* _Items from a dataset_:
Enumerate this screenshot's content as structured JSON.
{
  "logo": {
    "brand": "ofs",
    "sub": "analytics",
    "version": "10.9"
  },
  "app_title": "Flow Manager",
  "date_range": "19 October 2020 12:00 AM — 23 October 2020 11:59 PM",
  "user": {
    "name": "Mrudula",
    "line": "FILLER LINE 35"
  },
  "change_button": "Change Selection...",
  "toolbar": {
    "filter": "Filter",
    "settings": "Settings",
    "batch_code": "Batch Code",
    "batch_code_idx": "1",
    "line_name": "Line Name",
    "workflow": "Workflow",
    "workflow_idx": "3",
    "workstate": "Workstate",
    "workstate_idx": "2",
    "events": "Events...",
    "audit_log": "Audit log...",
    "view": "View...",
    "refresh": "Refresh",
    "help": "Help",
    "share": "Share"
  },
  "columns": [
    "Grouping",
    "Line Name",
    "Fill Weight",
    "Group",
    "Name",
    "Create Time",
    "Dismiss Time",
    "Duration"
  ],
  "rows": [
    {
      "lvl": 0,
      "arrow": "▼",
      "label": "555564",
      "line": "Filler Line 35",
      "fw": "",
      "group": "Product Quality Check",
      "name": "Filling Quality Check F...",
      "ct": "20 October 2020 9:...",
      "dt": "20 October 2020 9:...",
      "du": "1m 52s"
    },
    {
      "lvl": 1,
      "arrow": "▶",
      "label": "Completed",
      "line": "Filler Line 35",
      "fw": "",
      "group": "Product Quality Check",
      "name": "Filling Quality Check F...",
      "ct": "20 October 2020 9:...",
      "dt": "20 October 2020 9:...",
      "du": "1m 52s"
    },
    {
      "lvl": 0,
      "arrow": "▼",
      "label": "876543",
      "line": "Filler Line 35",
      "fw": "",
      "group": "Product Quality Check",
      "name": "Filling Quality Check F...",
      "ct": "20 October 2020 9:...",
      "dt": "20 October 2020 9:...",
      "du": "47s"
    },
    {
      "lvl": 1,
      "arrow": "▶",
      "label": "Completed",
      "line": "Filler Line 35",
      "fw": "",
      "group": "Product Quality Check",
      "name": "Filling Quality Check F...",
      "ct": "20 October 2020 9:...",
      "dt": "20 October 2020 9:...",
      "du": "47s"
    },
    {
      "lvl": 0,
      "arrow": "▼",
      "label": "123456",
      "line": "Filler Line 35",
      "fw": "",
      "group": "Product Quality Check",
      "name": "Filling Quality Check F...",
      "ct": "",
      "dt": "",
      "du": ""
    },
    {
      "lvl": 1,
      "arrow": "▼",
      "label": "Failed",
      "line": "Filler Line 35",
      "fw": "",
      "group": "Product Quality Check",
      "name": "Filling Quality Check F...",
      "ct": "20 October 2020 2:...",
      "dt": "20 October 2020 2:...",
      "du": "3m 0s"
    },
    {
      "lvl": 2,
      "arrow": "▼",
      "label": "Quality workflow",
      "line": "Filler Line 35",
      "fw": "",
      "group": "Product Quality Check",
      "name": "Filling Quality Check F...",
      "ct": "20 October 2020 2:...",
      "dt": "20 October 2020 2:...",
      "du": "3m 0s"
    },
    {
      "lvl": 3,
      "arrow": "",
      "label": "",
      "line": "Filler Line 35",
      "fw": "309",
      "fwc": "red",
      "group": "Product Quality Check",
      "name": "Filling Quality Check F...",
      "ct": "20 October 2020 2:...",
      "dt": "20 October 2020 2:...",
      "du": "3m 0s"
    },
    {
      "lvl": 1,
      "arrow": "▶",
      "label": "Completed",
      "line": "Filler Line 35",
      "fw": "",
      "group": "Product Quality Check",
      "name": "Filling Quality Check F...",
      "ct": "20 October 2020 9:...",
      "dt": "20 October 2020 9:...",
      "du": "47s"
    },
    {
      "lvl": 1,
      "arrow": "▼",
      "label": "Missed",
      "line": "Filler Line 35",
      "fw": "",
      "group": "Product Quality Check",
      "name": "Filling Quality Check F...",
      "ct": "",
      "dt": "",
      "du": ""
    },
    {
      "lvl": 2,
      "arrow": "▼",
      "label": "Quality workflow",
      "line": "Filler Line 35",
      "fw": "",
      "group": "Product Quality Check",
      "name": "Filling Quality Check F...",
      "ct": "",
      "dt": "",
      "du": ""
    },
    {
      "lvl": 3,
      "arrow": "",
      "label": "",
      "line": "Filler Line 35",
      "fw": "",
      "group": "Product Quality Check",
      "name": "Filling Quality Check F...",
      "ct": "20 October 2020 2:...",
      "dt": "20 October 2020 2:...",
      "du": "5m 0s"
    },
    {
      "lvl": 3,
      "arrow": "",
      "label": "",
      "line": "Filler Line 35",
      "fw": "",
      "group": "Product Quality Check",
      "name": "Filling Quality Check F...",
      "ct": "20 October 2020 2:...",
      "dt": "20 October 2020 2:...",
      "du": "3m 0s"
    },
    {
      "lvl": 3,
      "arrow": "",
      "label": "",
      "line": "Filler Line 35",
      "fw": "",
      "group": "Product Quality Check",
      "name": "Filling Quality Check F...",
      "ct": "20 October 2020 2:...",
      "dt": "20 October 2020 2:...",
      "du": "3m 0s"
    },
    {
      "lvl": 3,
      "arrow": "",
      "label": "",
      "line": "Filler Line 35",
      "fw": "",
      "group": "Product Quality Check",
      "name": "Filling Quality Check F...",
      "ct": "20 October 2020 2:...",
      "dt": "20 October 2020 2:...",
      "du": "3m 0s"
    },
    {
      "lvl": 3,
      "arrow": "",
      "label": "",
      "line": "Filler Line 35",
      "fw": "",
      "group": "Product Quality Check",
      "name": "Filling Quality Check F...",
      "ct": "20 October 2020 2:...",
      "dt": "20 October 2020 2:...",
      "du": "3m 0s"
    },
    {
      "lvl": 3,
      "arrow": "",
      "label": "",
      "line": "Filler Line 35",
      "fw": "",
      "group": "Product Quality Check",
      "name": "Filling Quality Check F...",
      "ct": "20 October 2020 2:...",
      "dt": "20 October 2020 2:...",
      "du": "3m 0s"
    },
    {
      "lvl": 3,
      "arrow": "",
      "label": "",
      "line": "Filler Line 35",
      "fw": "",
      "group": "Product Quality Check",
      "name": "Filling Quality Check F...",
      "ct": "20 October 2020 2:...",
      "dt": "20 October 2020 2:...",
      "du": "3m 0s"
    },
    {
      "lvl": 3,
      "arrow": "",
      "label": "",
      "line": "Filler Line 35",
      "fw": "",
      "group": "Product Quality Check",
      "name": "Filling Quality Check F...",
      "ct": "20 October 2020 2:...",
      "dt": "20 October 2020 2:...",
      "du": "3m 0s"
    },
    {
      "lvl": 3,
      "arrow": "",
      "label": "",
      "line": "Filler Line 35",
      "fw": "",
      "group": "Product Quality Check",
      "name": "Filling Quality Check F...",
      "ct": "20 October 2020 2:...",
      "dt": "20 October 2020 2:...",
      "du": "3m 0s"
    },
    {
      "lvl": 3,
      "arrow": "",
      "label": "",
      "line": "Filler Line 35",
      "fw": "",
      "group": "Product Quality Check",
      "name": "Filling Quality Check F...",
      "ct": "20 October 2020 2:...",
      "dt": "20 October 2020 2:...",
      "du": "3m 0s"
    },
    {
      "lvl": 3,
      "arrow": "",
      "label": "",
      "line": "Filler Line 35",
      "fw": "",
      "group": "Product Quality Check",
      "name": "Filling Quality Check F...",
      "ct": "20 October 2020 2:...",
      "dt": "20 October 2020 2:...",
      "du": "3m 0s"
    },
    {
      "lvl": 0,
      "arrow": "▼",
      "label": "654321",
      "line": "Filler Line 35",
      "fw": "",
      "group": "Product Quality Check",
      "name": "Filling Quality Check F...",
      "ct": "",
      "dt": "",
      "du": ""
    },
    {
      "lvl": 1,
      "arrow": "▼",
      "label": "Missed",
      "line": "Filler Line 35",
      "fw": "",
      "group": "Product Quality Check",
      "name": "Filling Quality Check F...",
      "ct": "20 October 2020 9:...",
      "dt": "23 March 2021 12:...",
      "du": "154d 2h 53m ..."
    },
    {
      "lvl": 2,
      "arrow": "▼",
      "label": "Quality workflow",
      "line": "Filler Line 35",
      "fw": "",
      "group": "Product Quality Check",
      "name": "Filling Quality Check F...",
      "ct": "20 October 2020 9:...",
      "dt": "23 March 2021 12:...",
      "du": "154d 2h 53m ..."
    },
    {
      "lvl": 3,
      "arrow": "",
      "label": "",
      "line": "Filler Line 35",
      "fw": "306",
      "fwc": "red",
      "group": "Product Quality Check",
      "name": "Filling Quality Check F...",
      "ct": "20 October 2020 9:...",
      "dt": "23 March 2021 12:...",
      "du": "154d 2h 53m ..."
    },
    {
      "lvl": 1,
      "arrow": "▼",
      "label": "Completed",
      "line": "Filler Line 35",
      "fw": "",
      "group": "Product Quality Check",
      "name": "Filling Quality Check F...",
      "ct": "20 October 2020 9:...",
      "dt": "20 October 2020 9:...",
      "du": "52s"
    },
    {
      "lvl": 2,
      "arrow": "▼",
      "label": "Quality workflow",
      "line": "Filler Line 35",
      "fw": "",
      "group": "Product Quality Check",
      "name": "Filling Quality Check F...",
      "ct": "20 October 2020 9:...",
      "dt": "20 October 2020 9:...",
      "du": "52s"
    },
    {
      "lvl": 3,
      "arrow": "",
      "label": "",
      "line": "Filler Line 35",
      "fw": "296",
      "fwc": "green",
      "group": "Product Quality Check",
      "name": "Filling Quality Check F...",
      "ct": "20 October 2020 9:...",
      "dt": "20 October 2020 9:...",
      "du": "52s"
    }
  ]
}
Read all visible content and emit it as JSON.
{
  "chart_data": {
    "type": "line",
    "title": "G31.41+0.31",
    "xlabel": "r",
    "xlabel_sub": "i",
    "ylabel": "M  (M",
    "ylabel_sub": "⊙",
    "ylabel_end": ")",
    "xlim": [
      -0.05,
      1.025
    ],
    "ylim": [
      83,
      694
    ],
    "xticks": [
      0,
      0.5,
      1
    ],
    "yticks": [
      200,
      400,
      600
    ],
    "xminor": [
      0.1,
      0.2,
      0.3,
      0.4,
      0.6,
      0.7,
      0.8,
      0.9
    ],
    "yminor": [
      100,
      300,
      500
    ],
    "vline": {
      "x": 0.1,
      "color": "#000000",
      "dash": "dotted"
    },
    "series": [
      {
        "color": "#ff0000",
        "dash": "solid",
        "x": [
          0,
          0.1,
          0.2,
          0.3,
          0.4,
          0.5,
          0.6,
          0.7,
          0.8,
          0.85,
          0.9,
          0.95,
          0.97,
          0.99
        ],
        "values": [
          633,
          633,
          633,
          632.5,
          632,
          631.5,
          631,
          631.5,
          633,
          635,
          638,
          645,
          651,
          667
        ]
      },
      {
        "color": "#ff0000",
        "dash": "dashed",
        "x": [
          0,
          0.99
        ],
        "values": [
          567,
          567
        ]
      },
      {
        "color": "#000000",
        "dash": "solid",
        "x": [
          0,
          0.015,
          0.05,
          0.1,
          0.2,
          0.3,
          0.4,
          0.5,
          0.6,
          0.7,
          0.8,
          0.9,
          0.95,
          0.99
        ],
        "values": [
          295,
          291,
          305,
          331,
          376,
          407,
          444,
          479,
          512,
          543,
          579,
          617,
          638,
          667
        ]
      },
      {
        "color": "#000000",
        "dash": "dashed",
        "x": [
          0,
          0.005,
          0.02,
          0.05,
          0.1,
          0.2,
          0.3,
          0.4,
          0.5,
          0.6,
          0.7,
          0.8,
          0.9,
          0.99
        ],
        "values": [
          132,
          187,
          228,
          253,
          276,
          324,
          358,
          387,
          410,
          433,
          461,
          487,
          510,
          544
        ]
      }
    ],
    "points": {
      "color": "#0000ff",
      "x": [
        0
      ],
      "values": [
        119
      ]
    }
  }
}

* _Exercise instructions_: Look through the records and gather each line with the word "JSON".

* _Response_:
Enumerate this screenshot's content as structured JSON.
Read all visible content and emit it as JSON.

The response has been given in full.